# Directions for this task:
All of the records below should be output exactly.

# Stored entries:
■ ■ ■

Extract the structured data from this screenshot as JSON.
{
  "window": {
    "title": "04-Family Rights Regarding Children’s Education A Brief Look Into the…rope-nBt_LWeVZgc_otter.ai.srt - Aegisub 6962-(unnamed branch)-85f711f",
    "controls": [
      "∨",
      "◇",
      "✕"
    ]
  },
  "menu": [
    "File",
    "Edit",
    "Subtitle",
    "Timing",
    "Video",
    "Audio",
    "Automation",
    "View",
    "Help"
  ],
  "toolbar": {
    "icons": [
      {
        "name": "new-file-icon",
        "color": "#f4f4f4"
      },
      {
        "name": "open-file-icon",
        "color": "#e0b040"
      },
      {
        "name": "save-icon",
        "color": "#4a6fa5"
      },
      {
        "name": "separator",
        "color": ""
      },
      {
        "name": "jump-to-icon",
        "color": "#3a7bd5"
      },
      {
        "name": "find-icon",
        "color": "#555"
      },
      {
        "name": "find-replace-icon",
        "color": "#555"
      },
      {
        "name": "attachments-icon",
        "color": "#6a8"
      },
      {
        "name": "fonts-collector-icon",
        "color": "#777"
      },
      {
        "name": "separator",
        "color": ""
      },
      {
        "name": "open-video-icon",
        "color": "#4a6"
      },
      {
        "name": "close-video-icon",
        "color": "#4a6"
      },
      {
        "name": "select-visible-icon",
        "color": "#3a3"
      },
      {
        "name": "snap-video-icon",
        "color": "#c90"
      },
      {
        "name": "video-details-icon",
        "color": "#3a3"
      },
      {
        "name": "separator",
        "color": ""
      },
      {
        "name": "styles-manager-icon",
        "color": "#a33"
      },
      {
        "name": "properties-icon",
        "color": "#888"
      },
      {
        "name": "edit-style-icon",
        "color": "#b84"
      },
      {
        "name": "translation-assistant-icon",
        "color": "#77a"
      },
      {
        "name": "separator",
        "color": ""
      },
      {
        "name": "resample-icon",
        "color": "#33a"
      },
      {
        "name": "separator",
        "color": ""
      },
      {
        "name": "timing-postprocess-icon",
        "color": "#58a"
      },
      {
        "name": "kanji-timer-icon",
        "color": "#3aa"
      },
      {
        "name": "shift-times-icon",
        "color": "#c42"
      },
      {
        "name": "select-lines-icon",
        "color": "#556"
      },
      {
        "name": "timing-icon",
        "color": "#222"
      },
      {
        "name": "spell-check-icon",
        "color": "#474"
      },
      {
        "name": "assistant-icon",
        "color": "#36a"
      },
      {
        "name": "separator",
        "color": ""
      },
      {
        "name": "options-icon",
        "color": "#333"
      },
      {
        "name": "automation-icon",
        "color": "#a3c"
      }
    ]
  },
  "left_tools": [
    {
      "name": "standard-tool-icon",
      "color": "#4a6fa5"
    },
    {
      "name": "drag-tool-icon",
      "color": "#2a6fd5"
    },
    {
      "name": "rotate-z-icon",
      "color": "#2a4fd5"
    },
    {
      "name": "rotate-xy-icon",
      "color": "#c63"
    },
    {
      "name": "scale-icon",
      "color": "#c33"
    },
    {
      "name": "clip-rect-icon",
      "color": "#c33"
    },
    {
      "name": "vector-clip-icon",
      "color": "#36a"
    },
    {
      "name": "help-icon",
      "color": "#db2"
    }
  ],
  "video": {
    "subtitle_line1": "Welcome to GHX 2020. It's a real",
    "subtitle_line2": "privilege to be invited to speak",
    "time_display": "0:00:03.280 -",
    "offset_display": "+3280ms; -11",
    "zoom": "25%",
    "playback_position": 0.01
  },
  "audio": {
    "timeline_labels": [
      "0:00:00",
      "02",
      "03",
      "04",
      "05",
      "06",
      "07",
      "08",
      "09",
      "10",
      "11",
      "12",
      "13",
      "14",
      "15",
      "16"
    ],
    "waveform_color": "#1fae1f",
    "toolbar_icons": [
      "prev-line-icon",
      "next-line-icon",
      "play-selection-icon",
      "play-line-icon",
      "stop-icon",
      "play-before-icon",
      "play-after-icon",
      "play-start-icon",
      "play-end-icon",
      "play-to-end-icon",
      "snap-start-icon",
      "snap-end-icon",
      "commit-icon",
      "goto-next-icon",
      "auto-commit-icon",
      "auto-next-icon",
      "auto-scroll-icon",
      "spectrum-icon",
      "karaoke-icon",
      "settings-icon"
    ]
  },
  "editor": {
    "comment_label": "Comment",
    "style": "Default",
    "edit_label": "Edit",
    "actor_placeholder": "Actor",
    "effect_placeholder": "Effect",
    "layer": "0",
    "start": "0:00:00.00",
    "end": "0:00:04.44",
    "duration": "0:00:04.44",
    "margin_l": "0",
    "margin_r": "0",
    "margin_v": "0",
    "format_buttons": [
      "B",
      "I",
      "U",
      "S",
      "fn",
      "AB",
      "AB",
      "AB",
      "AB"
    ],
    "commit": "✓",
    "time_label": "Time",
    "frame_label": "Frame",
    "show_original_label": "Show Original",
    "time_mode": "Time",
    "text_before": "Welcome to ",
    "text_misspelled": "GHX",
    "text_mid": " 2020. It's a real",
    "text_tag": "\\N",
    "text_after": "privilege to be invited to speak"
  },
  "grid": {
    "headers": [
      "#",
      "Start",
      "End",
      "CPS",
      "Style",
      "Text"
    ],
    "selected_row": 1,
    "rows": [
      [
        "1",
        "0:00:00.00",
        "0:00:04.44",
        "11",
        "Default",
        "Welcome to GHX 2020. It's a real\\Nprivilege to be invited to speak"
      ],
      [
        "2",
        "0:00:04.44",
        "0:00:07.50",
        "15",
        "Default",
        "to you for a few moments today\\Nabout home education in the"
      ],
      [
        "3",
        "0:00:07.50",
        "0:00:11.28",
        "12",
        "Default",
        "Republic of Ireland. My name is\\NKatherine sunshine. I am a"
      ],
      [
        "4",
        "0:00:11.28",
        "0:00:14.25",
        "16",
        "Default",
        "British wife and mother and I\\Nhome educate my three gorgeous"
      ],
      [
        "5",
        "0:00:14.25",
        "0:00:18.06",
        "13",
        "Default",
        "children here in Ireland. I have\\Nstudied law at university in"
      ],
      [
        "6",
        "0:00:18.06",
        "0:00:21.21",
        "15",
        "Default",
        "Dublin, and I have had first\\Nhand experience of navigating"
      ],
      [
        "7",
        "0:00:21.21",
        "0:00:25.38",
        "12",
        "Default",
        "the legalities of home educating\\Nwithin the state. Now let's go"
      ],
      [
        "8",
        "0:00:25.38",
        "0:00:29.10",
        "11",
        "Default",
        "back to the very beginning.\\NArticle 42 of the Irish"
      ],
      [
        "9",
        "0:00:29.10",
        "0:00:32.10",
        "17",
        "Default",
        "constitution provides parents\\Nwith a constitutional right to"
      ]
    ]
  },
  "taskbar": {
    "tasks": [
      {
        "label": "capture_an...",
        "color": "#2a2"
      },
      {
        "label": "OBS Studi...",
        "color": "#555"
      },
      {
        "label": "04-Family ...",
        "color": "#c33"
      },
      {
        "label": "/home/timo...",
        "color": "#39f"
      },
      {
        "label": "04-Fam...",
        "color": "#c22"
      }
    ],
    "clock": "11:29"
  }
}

■ ■ ■

# Response to the exercise:
Extract the structured data from this screenshot as JSON.
{
  "window": {
    "title": "04-Family Rights Regarding Children’s Education A Brief Look Into the…rope-nBt_LWeVZgc_otter.ai.srt - Aegisub 6962-(unnamed branch)-85f711f",
    "controls": [
      "∨",
      "◇",
      "✕"
    ]
  },
  "menu": [
    "File",
    "Edit",
    "Subtitle",
    "Timing",
    "Video",
    "Audio",
    "Automation",
    "View",
    "Help"
  ],
  "toolbar": {
    "icons": [
      {
        "name": "new-file-icon",
        "color": "#f4f4f4"
      },
      {
        "name": "open-file-icon",
        "color": "#e0b040"
      },
      {
        "name": "save-icon",
        "color": "#4a6fa5"
      },
      {
        "name": "separator",
        "color": ""
      },
      {
        "name": "jump-to-icon",
        "color": "#3a7bd5"
      },
      {
        "name": "find-icon",
        "color": "#555"
      },
      {
        "name": "find-replace-icon",
        "color": "#555"
      },
      {
        "name": "attachments-icon",
        "color": "#6a8"
      },
      {
        "name": "fonts-collector-icon",
        "color": "#777"
      },
      {
        "name": "separator",
        "color": ""
      },
      {
        "name": "open-video-icon",
        "color": "#4a6"
      },
      {
        "name": "close-video-icon",
        "color": "#4a6"
      },
      {
        "name": "select-visible-icon",
        "color": "#3a3"
      },
      {
        "name": "snap-video-icon",
        "color": "#c90"
      },
      {
        "name": "video-details-icon",
        "color": "#3a3"
      },
      {
        "name": "separator",
        "color": ""
      },
      {
        "name": "styles-manager-icon",
        "color": "#a33"
      },
      {
        "name": "properties-icon",
        "color": "#888"
      },
      {
        "name": "edit-style-icon",
        "color": "#b84"
      },
      {
        "name": "translation-assistant-icon",
        "color": "#77a"
      },
      {
        "name": "separator",
        "color": ""
      },
      {
        "name": "resample-icon",
        "color": "#33a"
      },
      {
        "name": "separator",
        "color": ""
      },
      {
        "name": "timing-postprocess-icon",
        "color": "#58a"
      },
      {
        "name": "kanji-timer-icon",
        "color": "#3aa"
      },
      {
        "name": "shift-times-icon",
        "color": "#c42"
      },
      {
        "name": "select-lines-icon",
        "color": "#556"
      },
      {
        "name": "timing-icon",
        "color": "#222"
      },
      {
        "name": "spell-check-icon",
        "color": "#474"
      },
      {
        "name": "assistant-icon",
        "color": "#36a"
      },
      {
        "name": "separator",
        "color": ""
      },
      {
        "name": "options-icon",
        "color": "#333"
      },
      {
        "name": "automation-icon",
        "color": "#a3c"
      }
    ]
  },
  "left_tools": [
    {
      "name": "standard-tool-icon",
      "color": "#4a6fa5"
    },
    {
      "name": "drag-tool-icon",
      "color": "#2a6fd5"
    },
    {
      "name": "rotate-z-icon",
      "color": "#2a4fd5"
    },
    {
      "name": "rotate-xy-icon",
      "color": "#c63"
    },
    {
      "name": "scale-icon",
      "color": "#c33"
    },
    {
      "name": "clip-rect-icon",
      "color": "#c33"
    },
    {
      "name": "vector-clip-icon",
      "color": "#36a"
    },
    {
      "name": "help-icon",
      "color": "#db2"
    }
  ],
  "video": {
    "subtitle_line1": "Welcome to GHX 2020. It's a real",
    "subtitle_line2": "privilege to be invited to speak",
    "time_display": "0:00:03.280 -",
    "offset_display": "+3280ms; -11",
    "zoom": "25%",
    "playback_position": 0.01
  },
  "audio": {
    "timeline_labels": [
      "0:00:00",
      "02",
      "03",
      "04",
      "05",
      "06",
      "07",
      "08",
      "09",
      "10",
      "11",
      "12",
      "13",
      "14",
      "15",
      "16"
    ],
    "waveform_color": "#1fae1f",
    "toolbar_icons": [
      "prev-line-icon",
      "next-line-icon",
      "play-selection-icon",
      "play-line-icon",
      "stop-icon",
      "play-before-icon",
      "play-after-icon",
      "play-start-icon",
      "play-end-icon",
      "play-to-end-icon",
      "snap-start-icon",
      "snap-end-icon",
      "commit-icon",
      "goto-next-icon",
      "auto-commit-icon",
      "auto-next-icon",
      "auto-scroll-icon",
      "spectrum-icon",
      "karaoke-icon",
      "settings-icon"
    ]
  },
  "editor": {
    "comment_label": "Comment",
    "style": "Default",
    "edit_label": "Edit",
    "actor_placeholder": "Actor",
    "effect_placeholder": "Effect",
    "layer": "0",
    "start": "0:00:00.00",
    "end": "0:00:04.44",
    "duration": "0:00:04.44",
    "margin_l": "0",
    "margin_r": "0",
    "margin_v": "0",
    "format_buttons": [
      "B",
      "I",
      "U",
      "S",
      "fn",
      "AB",
      "AB",
      "AB",
      "AB"
    ],
    "commit": "✓",
    "time_label": "Time",
    "frame_label": "Frame",
    "show_original_label": "Show Original",
    "time_mode": "Time",
    "text_before": "Welcome to ",
    "text_misspelled": "GHX",
    "text_mid": " 2020. It's a real",
    "text_tag": "\\N",
    "text_after": "privilege to be invited to speak"
  },
  "grid": {
    "headers": [
      "#",
      "Start",
      "End",
      "CPS",
      "Style",
      "Text"
    ],
    "selected_row": 1,
    "rows": [
      [
        "1",
        "0:00:00.00",
        "0:00:04.44",
        "11",
        "Default",
        "Welcome to GHX 2020. It's a real\\Nprivilege to be invited to speak"
      ],
      [
        "2",
        "0:00:04.44",
        "0:00:07.50",
        "15",
        "Default",
        "to you for a few moments today\\Nabout home education in the"
      ],
      [
        "3",
        "0:00:07.50",
        "0:00:11.28",
        "12",
        "Default",
        "Republic of Ireland. My name is\\NKatherine sunshine. I am a"
      ],
      [
        "4",
        "0:00:11.28",
        "0:00:14.25",
        "16",
        "Default",
        "British wife and mother and I\\Nhome educate my three gorgeous"
      ],
      [
        "5",
        "0:00:14.25",
        "0:00:18.06",
        "13",
        "Default",
        "children here in Ireland. I have\\Nstudied law at university in"
      ],
      [
        "6",
        "0:00:18.06",
        "0:00:21.21",
        "15",
        "Default",
        "Dublin, and I have had first\\Nhand experience of navigating"
      ],
      [
        "7",
        "0:00:21.21",
        "0:00:25.38",
        "12",
        "Default",
        "the legalities of home educating\\Nwithin the state. Now let's go"
      ],
      [
        "8",
        "0:00:25.38",
        "0:00:29.10",
        "11",
        "Default",
        "back to the very beginning.\\NArticle 42 of the Irish"
      ],
      [
        "9",
        "0:00:29.10",
        "0:00:32.10",
        "17",
        "Default",
        "constitution provides parents\\Nwith a constitutional right to"
      ]
    ]
  },
  "taskbar": {
    "tasks": [
      {
        "label": "capture_an...",
        "color": "#2a2"
      },
      {
        "label": "OBS Studi...",
        "color": "#555"
      },
      {
        "label": "04-Family ...",
        "color": "#c33"
      },
      {
        "label": "/home/timo...",
        "color": "#39f"
      },
      {
        "label": "04-Fam...",
        "color": "#c22"
      }
    ],
    "clock": "11:29"
  }
}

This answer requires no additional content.